- WORK REQUIRED
Drop all images and give the records again exactly.

Stored entries:
▽

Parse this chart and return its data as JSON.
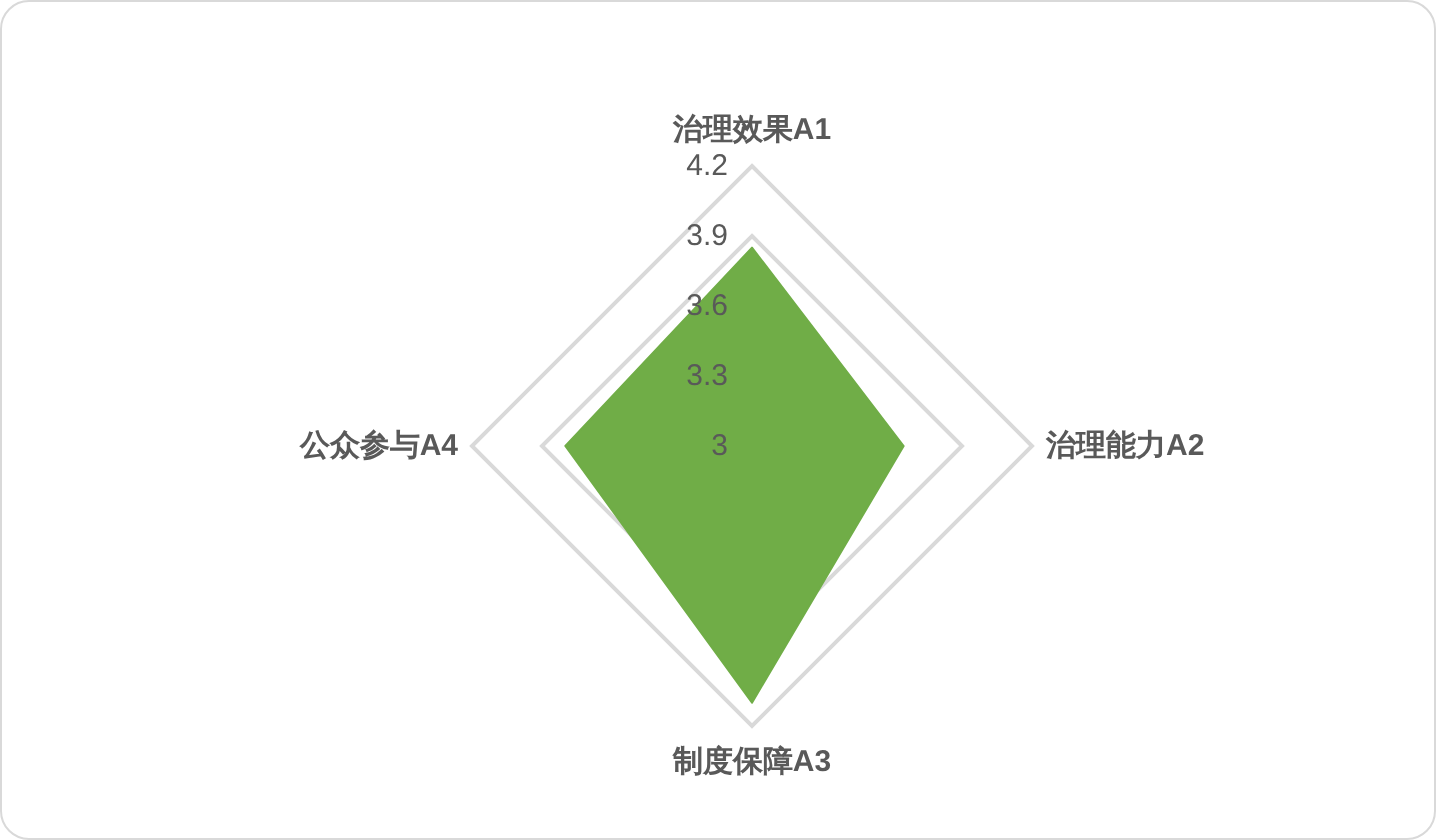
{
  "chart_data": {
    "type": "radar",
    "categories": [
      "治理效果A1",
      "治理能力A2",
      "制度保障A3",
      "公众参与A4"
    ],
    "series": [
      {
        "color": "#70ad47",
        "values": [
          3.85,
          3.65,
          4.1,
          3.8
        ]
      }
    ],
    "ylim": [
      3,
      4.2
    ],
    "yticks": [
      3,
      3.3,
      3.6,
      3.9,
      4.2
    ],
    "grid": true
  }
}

△

- FINISHED TASK
Parse this chart and return its data as JSON.
{
  "chart_data": {
    "type": "radar",
    "categories": [
      "治理效果A1",
      "治理能力A2",
      "制度保障A3",
      "公众参与A4"
    ],
    "series": [
      {
        "color": "#70ad47",
        "values": [
          3.85,
          3.65,
          4.1,
          3.8
        ]
      }
    ],
    "ylim": [
      3,
      4.2
    ],
    "yticks": [
      3,
      3.3,
      3.6,
      3.9,
      4.2
    ],
    "grid": true
  }
}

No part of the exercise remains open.